### The problem
Return all of the data exactly, with nothing left out but the pictures.

### Records for this exercise

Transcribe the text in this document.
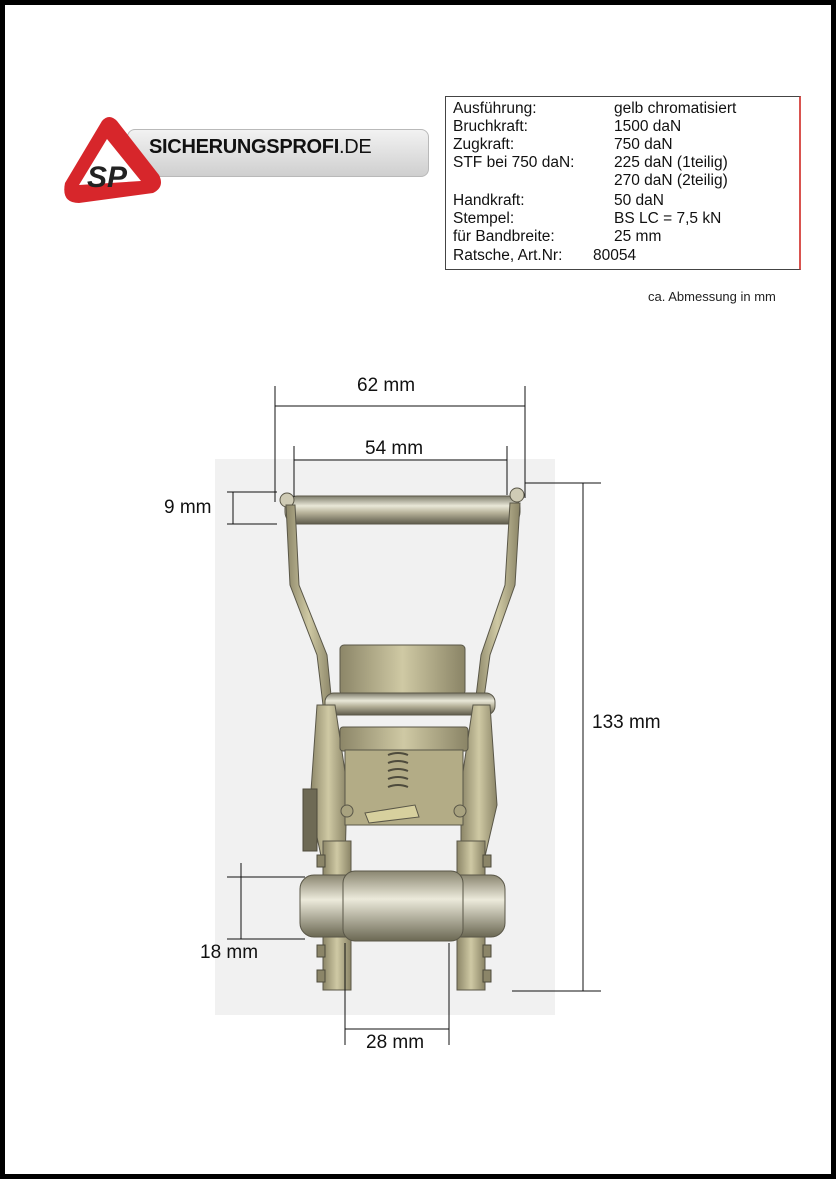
SICHERUNGSPROFI.DE
SP
Ausführung:	gelb chromatisiert
Bruchkraft:	1500 daN
Zugkraft:	750 daN
STF bei 750 daN:	225 daN (1teilig)
270 daN (2teilig)
Handkraft:	50 daN
Stempel:	BS LC = 7,5 kN
für Bandbreite:	25 mm
Ratsche, Art.Nr: 80054
ca. Abmessung in mm
62 mm
54 mm
9 mm
133 mm
18 mm
28 mm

### Correct answer
Transcribe the text in this document.
SICHERUNGSPROFI.DE
SP
Ausführung:	gelb chromatisiert
Bruchkraft:	1500 daN
Zugkraft:	750 daN
STF bei 750 daN:	225 daN (1teilig)
270 daN (2teilig)
Handkraft:	50 daN
Stempel:	BS LC = 7,5 kN
für Bandbreite:	25 mm
Ratsche, Art.Nr: 80054
ca. Abmessung in mm
62 mm
54 mm
9 mm
133 mm
18 mm
28 mm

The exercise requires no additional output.